Scan the entries below for the word "times". Copy each line that has it.

BEGIN THE RECORDS

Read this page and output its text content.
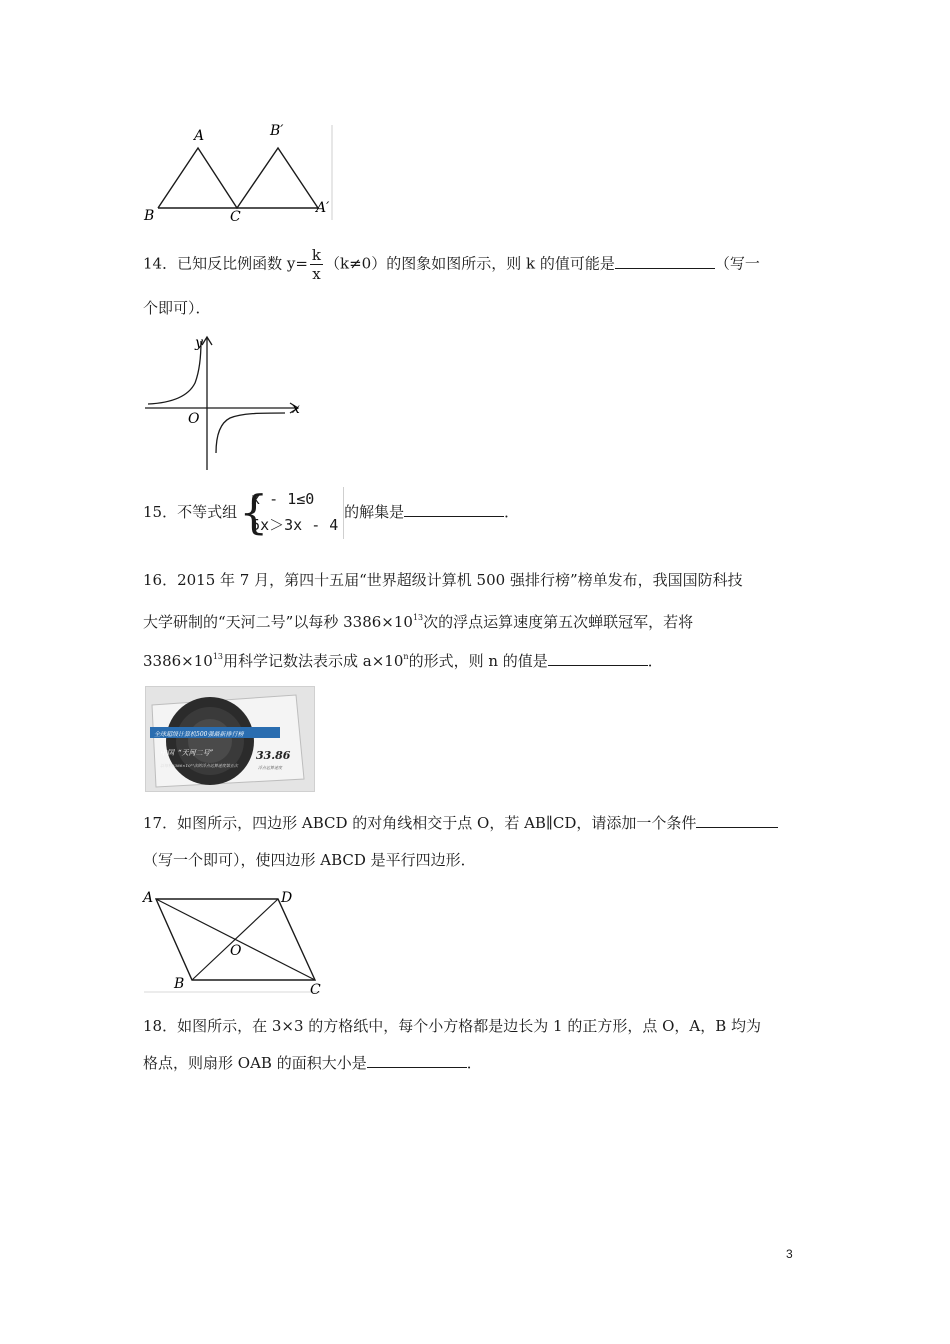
A	B′
B	C
A′
14．已知反比例函数 $y= \frac{k}{x} (k\ne 0)$的图象如图所示，则 k 的值可能是	（写一
个即可）．
y
x
O
15．不等式组 {
x - 1≤0
5x＞3x - 4
的解集是	．
16．2015 年 7 月，第四十五届“世界超级计算机 500 强排行榜”榜单发布，我国国防科技
大学研制的“天河二号”以每秒 $3386\times 10^{13}$次的浮点运算速度第五次蝉联冠军，若将
$3386\times 10^{13}$用科学记数法表示成 $a\times 10^n$的形式，则 n 的值是	．
全球超级计算机500强最新排行榜
中国 “天河二号”
以每秒3386×10¹³次的浮点运算速度第五次
33.86
浮点运算速度
17．如图所示，四边形 ABCD 的对角线相交于点 O，若 AB∥CD，请添加一个条件
（写一个即可），使四边形 ABCD 是平行四边形．
A	D
O
B	C
18．如图所示，在 3×3 的方格纸中，每个小方格都是边长为 1 的正方形，点 O，A，B 均为
格点，则扇形 OAB 的面积大小是	．
3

END THE RECORDS

TASK SOLUTION>
大学研制的“天河二号”以每秒 $3386\times 10^{13}$次的浮点运算速度第五次蝉联冠军，若将
$3386\times 10^{13}$用科学记数法表示成 $a\times 10^n$的形式，则 n 的值是	．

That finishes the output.